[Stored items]
|---|
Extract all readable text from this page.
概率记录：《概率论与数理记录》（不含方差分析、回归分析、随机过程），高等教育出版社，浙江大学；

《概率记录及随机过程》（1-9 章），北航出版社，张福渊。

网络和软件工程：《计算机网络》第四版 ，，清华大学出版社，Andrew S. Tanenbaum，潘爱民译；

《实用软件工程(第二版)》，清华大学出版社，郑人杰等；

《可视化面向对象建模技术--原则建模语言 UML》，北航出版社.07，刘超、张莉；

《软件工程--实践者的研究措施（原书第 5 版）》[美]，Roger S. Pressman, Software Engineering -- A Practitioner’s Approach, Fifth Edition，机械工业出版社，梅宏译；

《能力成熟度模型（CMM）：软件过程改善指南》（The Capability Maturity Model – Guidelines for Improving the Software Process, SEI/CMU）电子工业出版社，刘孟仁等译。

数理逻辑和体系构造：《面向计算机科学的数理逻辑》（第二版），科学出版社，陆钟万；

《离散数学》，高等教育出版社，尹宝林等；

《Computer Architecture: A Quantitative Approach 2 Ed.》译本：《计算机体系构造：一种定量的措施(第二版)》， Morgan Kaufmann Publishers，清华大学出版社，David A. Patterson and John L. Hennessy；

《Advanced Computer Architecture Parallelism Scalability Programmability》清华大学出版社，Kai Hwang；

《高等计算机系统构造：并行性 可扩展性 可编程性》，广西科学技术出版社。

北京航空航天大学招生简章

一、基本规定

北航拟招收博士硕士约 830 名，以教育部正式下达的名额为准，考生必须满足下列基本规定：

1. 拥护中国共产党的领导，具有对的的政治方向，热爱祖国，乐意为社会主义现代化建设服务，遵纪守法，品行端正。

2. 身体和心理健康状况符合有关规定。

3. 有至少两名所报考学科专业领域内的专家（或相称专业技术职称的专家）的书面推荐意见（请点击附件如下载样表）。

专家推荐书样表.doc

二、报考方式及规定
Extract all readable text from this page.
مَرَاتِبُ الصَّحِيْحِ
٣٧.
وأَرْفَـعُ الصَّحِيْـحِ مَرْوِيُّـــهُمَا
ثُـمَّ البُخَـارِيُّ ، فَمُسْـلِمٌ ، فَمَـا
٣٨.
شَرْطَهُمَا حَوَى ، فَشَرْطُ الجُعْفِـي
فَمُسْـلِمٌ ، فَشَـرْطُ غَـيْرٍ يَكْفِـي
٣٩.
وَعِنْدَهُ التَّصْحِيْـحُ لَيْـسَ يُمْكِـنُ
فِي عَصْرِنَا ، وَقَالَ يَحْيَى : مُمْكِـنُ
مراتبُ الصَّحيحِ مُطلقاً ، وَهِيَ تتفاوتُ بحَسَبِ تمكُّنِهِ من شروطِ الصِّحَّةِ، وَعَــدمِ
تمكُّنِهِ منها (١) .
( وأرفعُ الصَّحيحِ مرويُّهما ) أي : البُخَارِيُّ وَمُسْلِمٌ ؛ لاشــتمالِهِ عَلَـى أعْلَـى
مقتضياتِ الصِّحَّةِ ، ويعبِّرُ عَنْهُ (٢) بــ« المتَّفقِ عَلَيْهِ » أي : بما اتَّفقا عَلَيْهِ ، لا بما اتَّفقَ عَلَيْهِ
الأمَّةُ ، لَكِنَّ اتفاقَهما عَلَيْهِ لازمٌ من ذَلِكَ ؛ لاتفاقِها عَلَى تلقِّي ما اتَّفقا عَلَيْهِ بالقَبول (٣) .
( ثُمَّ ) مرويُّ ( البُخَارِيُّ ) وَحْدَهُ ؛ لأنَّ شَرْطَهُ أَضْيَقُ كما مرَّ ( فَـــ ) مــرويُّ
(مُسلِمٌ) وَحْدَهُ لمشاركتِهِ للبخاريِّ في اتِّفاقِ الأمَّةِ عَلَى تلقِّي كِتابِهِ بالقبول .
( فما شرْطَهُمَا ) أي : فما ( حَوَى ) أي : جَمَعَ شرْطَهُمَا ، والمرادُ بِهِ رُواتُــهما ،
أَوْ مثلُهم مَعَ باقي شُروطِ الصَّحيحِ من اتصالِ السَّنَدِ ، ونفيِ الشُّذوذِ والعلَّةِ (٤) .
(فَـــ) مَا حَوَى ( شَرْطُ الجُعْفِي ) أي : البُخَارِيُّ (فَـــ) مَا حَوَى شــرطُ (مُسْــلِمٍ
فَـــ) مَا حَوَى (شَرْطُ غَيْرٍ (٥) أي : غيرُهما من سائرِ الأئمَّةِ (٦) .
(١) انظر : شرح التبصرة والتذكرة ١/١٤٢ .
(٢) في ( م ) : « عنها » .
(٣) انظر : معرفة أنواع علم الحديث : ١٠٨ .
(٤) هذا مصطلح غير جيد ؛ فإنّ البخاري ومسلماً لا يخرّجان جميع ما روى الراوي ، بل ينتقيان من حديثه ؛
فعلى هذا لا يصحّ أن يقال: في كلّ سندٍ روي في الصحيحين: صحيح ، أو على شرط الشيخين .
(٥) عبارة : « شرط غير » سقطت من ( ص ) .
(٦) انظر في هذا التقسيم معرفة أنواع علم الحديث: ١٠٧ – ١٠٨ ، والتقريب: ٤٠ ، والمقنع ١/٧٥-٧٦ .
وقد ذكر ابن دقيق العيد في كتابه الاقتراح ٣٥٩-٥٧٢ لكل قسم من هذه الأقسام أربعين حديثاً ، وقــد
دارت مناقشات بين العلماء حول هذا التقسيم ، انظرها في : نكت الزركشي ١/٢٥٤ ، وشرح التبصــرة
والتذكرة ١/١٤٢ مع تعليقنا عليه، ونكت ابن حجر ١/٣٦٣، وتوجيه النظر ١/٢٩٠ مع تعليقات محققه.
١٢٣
|---|
Please reproduce the entire listing, exactly as shown.

## EXPECTED ANSWER
Extract all readable text from this page.
概率记录：《概率论与数理记录》（不含方差分析、回归分析、随机过程），高等教育出版社，浙江大学；

《概率记录及随机过程》（1-9 章），北航出版社，张福渊。

网络和软件工程：《计算机网络》第四版 ，，清华大学出版社，Andrew S. Tanenbaum，潘爱民译；

《实用软件工程(第二版)》，清华大学出版社，郑人杰等；

《可视化面向对象建模技术--原则建模语言 UML》，北航出版社.07，刘超、张莉；

《软件工程--实践者的研究措施（原书第 5 版）》[美]，Roger S. Pressman, Software Engineering -- A Practitioner’s Approach, Fifth Edition，机械工业出版社，梅宏译；

《能力成熟度模型（CMM）：软件过程改善指南》（The Capability Maturity Model – Guidelines for Improving the Software Process, SEI/CMU）电子工业出版社，刘孟仁等译。

数理逻辑和体系构造：《面向计算机科学的数理逻辑》（第二版），科学出版社，陆钟万；

《离散数学》，高等教育出版社，尹宝林等；

《Computer Architecture: A Quantitative Approach 2 Ed.》译本：《计算机体系构造：一种定量的措施(第二版)》， Morgan Kaufmann Publishers，清华大学出版社，David A. Patterson and John L. Hennessy；

《Advanced Computer Architecture Parallelism Scalability Programmability》清华大学出版社，Kai Hwang；

《高等计算机系统构造：并行性 可扩展性 可编程性》，广西科学技术出版社。

北京航空航天大学招生简章

一、基本规定

北航拟招收博士硕士约 830 名，以教育部正式下达的名额为准，考生必须满足下列基本规定：

1. 拥护中国共产党的领导，具有对的的政治方向，热爱祖国，乐意为社会主义现代化建设服务，遵纪守法，品行端正。

2. 身体和心理健康状况符合有关规定。

3. 有至少两名所报考学科专业领域内的专家（或相称专业技术职称的专家）的书面推荐意见（请点击附件如下载样表）。

专家推荐书样表.doc

二、报考方式及规定
Extract all readable text from this page.
مَرَاتِبُ الصَّحِيْحِ
٣٧.
وأَرْفَـعُ الصَّحِيْـحِ مَرْوِيُّـــهُمَا
ثُـمَّ البُخَـارِيُّ ، فَمُسْـلِمٌ ، فَمَـا
٣٨.
شَرْطَهُمَا حَوَى ، فَشَرْطُ الجُعْفِـي
فَمُسْـلِمٌ ، فَشَـرْطُ غَـيْرٍ يَكْفِـي
٣٩.
وَعِنْدَهُ التَّصْحِيْـحُ لَيْـسَ يُمْكِـنُ
فِي عَصْرِنَا ، وَقَالَ يَحْيَى : مُمْكِـنُ
مراتبُ الصَّحيحِ مُطلقاً ، وَهِيَ تتفاوتُ بحَسَبِ تمكُّنِهِ من شروطِ الصِّحَّةِ، وَعَــدمِ
تمكُّنِهِ منها (١) .
( وأرفعُ الصَّحيحِ مرويُّهما ) أي : البُخَارِيُّ وَمُسْلِمٌ ؛ لاشــتمالِهِ عَلَـى أعْلَـى
مقتضياتِ الصِّحَّةِ ، ويعبِّرُ عَنْهُ (٢) بــ« المتَّفقِ عَلَيْهِ » أي : بما اتَّفقا عَلَيْهِ ، لا بما اتَّفقَ عَلَيْهِ
الأمَّةُ ، لَكِنَّ اتفاقَهما عَلَيْهِ لازمٌ من ذَلِكَ ؛ لاتفاقِها عَلَى تلقِّي ما اتَّفقا عَلَيْهِ بالقَبول (٣) .
( ثُمَّ ) مرويُّ ( البُخَارِيُّ ) وَحْدَهُ ؛ لأنَّ شَرْطَهُ أَضْيَقُ كما مرَّ ( فَـــ ) مــرويُّ
(مُسلِمٌ) وَحْدَهُ لمشاركتِهِ للبخاريِّ في اتِّفاقِ الأمَّةِ عَلَى تلقِّي كِتابِهِ بالقبول .
( فما شرْطَهُمَا ) أي : فما ( حَوَى ) أي : جَمَعَ شرْطَهُمَا ، والمرادُ بِهِ رُواتُــهما ،
أَوْ مثلُهم مَعَ باقي شُروطِ الصَّحيحِ من اتصالِ السَّنَدِ ، ونفيِ الشُّذوذِ والعلَّةِ (٤) .
(فَـــ) مَا حَوَى ( شَرْطُ الجُعْفِي ) أي : البُخَارِيُّ (فَـــ) مَا حَوَى شــرطُ (مُسْــلِمٍ
فَـــ) مَا حَوَى (شَرْطُ غَيْرٍ (٥) أي : غيرُهما من سائرِ الأئمَّةِ (٦) .
(١) انظر : شرح التبصرة والتذكرة ١/١٤٢ .
(٢) في ( م ) : « عنها » .
(٣) انظر : معرفة أنواع علم الحديث : ١٠٨ .
(٤) هذا مصطلح غير جيد ؛ فإنّ البخاري ومسلماً لا يخرّجان جميع ما روى الراوي ، بل ينتقيان من حديثه ؛
فعلى هذا لا يصحّ أن يقال: في كلّ سندٍ روي في الصحيحين: صحيح ، أو على شرط الشيخين .
(٥) عبارة : « شرط غير » سقطت من ( ص ) .
(٦) انظر في هذا التقسيم معرفة أنواع علم الحديث: ١٠٧ – ١٠٨ ، والتقريب: ٤٠ ، والمقنع ١/٧٥-٧٦ .
وقد ذكر ابن دقيق العيد في كتابه الاقتراح ٣٥٩-٥٧٢ لكل قسم من هذه الأقسام أربعين حديثاً ، وقــد
دارت مناقشات بين العلماء حول هذا التقسيم ، انظرها في : نكت الزركشي ١/٢٥٤ ، وشرح التبصــرة
والتذكرة ١/١٤٢ مع تعليقنا عليه، ونكت ابن حجر ١/٣٦٣، وتوجيه النظر ١/٢٩٠ مع تعليقات محققه.
١٢٣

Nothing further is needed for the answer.